■ Exercise description: Search the data for the word "this" and copy every line where it occurs.

■ Source records:
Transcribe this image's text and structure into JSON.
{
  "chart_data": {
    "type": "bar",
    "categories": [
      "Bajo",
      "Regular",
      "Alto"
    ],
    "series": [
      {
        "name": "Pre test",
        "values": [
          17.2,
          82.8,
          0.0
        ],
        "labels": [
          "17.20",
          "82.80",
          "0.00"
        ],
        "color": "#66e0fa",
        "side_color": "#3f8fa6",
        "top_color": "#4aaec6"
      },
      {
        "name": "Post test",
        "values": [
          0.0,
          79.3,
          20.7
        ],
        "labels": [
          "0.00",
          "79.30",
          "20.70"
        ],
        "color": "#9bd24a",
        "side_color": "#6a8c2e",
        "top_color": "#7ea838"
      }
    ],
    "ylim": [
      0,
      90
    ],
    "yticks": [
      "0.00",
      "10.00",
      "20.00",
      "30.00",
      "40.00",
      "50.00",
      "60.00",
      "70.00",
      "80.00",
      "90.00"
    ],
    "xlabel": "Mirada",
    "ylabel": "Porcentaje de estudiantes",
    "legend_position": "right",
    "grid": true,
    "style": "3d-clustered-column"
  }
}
--
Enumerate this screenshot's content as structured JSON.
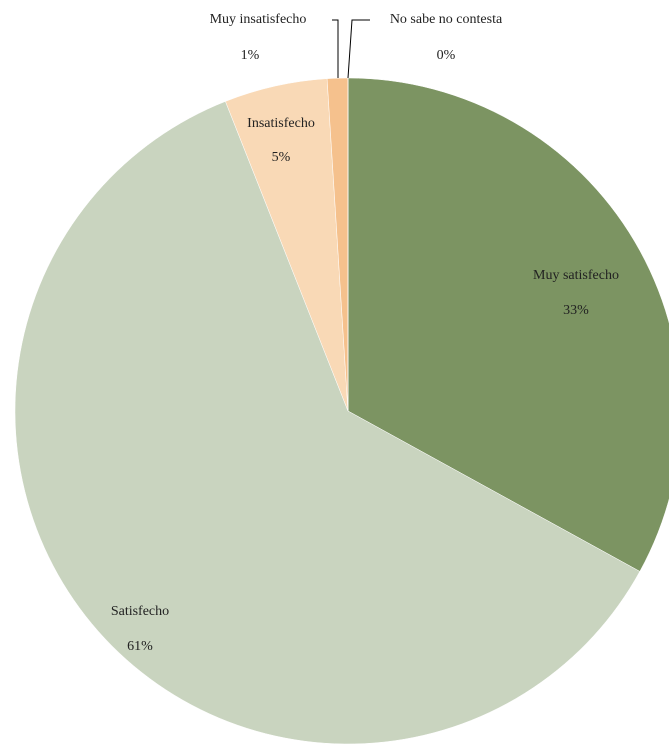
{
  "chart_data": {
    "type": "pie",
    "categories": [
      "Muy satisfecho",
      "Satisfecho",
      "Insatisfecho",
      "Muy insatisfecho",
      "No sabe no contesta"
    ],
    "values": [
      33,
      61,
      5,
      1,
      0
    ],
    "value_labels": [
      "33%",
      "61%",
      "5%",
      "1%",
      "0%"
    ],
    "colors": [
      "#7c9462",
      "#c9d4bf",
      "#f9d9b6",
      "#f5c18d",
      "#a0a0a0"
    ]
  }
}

■ Task response:
Transcribe this image's text and structure into JSON.
Enumerate this screenshot's content as structured JSON.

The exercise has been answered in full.